_GIVEN DATA_:
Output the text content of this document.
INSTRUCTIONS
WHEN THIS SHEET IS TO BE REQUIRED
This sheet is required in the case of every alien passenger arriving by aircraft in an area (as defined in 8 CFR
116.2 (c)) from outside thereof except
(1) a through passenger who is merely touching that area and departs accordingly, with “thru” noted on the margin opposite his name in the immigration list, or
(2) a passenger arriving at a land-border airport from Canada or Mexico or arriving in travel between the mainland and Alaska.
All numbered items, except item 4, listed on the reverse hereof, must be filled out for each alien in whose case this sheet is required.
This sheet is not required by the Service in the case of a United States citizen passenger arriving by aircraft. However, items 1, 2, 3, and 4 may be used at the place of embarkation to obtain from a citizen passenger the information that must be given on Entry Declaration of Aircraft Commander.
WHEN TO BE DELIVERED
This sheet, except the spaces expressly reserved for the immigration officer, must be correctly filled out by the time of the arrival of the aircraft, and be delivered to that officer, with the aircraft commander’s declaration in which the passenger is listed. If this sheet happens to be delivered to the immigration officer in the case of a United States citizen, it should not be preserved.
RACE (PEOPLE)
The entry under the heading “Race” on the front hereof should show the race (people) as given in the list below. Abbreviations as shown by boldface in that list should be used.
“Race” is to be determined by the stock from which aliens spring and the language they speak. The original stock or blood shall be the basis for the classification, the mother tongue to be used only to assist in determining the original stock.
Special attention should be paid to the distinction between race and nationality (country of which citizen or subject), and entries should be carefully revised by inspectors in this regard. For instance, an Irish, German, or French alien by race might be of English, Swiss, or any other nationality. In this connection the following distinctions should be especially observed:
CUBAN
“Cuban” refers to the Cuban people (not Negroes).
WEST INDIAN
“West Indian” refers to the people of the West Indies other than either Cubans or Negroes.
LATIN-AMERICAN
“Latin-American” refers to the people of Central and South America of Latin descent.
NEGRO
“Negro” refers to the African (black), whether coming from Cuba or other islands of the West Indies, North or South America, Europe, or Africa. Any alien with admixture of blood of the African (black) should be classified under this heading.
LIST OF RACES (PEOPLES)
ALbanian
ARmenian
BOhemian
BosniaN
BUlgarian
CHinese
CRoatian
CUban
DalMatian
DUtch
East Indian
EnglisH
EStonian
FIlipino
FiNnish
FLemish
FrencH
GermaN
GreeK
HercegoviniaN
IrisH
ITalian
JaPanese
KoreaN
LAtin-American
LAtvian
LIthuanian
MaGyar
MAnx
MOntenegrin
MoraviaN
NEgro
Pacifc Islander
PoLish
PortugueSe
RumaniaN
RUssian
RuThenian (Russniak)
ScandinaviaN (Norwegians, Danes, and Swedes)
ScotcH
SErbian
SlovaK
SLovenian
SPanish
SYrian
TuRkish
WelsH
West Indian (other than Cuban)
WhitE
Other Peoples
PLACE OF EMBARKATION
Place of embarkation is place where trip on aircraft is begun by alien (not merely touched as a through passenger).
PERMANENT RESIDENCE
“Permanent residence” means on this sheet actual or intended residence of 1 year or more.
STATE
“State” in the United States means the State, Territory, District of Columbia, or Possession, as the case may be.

_TASK BRIEF_: Each line that holds the word "means" is to be copied.

_REPLY TO THE TASK_:
“Permanent residence” means on this sheet actual or intended residence of 1 year or more.
“State” in the United States means the State, Territory, District of Columbia, or Possession, as the case may be.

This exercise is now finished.